Work required. Determine how many of the lines below hold the word "this". Give the number and nothing else.

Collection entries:
((

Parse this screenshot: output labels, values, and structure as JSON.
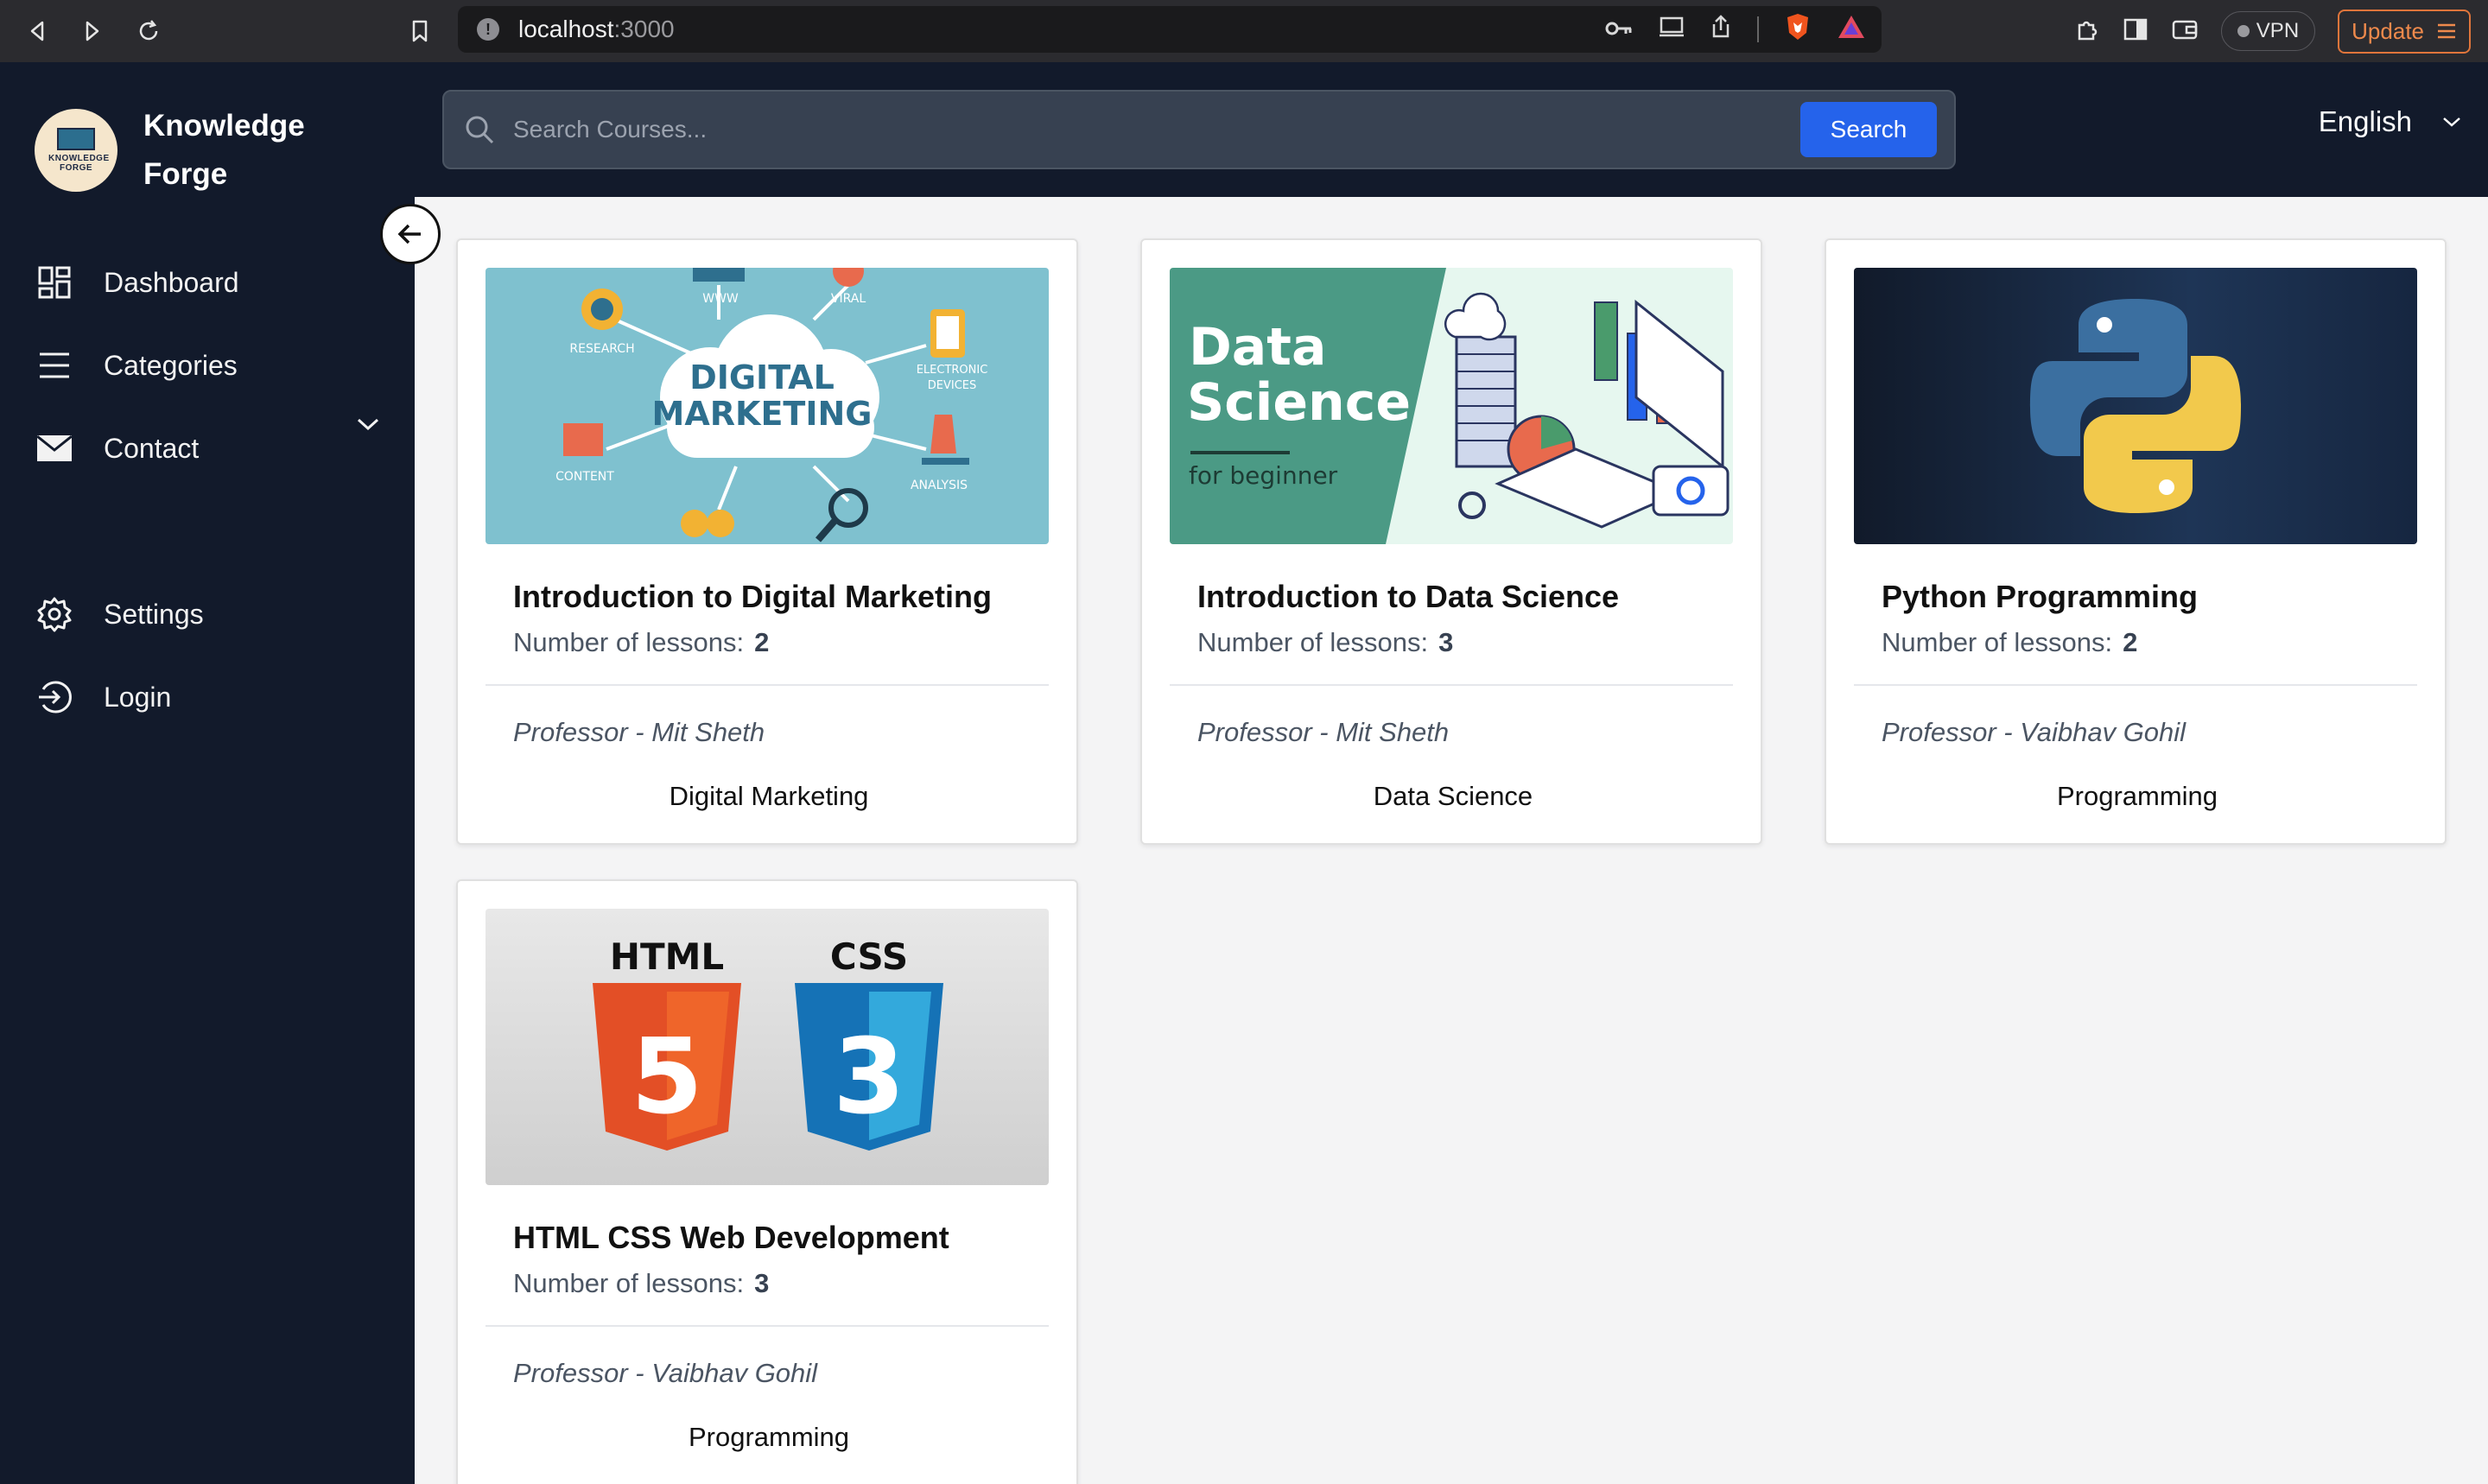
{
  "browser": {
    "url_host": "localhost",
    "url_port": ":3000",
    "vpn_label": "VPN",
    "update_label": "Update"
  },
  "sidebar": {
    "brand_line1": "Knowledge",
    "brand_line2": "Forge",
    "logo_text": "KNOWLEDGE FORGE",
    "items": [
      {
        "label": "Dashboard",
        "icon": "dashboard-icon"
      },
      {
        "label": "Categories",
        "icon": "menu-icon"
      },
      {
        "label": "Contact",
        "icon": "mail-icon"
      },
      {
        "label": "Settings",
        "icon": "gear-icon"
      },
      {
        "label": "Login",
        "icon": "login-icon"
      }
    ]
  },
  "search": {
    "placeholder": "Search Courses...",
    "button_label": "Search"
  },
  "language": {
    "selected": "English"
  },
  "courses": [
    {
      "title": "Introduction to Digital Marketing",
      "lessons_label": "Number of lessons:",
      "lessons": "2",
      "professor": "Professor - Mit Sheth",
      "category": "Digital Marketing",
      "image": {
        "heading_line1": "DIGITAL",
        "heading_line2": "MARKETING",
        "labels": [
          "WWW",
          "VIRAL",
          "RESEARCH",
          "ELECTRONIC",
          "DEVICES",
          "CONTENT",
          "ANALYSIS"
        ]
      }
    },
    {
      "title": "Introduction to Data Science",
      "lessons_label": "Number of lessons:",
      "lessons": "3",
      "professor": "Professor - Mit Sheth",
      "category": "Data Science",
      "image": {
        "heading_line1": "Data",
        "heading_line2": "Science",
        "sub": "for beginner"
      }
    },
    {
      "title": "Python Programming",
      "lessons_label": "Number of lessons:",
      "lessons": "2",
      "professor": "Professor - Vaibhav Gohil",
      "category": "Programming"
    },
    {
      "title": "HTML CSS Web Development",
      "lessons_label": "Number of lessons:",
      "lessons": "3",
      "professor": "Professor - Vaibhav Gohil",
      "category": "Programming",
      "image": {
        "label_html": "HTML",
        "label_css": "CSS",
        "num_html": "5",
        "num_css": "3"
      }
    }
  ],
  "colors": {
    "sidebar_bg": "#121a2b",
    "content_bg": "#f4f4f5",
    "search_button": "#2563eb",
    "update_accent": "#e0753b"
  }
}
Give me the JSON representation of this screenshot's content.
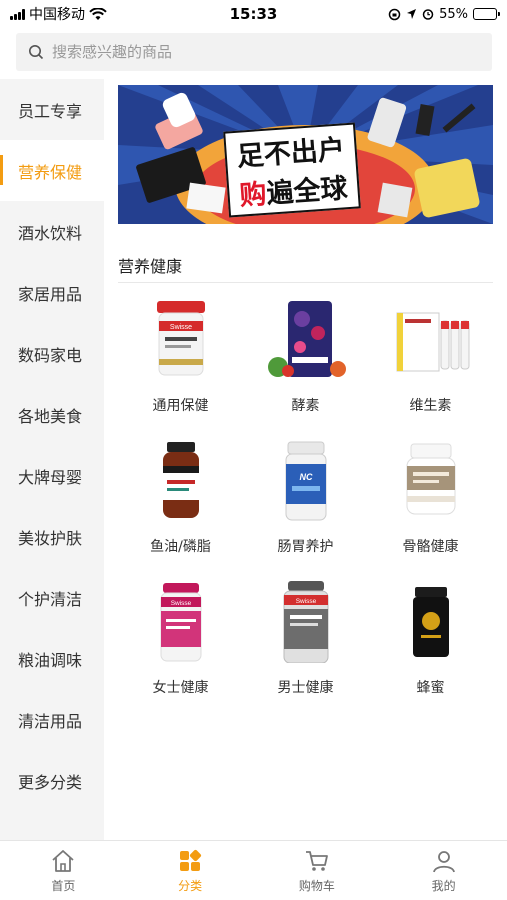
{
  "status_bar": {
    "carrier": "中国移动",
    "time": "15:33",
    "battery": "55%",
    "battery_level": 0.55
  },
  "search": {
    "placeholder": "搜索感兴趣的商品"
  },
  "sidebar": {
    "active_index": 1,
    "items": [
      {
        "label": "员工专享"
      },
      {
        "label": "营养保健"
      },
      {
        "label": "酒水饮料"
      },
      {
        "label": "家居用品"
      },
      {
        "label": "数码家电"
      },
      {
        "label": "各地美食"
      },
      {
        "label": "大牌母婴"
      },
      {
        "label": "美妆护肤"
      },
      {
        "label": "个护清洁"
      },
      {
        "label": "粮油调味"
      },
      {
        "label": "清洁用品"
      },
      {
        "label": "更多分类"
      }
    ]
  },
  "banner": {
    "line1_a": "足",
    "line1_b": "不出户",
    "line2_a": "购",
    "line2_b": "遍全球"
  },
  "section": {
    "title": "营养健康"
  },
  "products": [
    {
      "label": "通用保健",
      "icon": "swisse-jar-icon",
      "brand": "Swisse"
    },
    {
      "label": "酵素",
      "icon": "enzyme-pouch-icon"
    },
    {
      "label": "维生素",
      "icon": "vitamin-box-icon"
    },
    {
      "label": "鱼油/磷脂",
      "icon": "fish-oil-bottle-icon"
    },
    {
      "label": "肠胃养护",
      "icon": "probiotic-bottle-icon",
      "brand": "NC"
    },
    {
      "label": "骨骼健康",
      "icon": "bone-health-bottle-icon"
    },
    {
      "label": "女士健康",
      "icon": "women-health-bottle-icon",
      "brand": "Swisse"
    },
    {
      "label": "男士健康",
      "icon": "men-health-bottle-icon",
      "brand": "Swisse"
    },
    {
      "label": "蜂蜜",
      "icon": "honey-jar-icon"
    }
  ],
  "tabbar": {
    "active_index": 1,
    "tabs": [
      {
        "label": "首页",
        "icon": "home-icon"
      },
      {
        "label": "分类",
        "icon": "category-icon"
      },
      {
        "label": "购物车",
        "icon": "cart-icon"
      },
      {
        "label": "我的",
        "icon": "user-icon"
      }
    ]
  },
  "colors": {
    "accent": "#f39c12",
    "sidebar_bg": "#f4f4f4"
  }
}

))

Response box. 2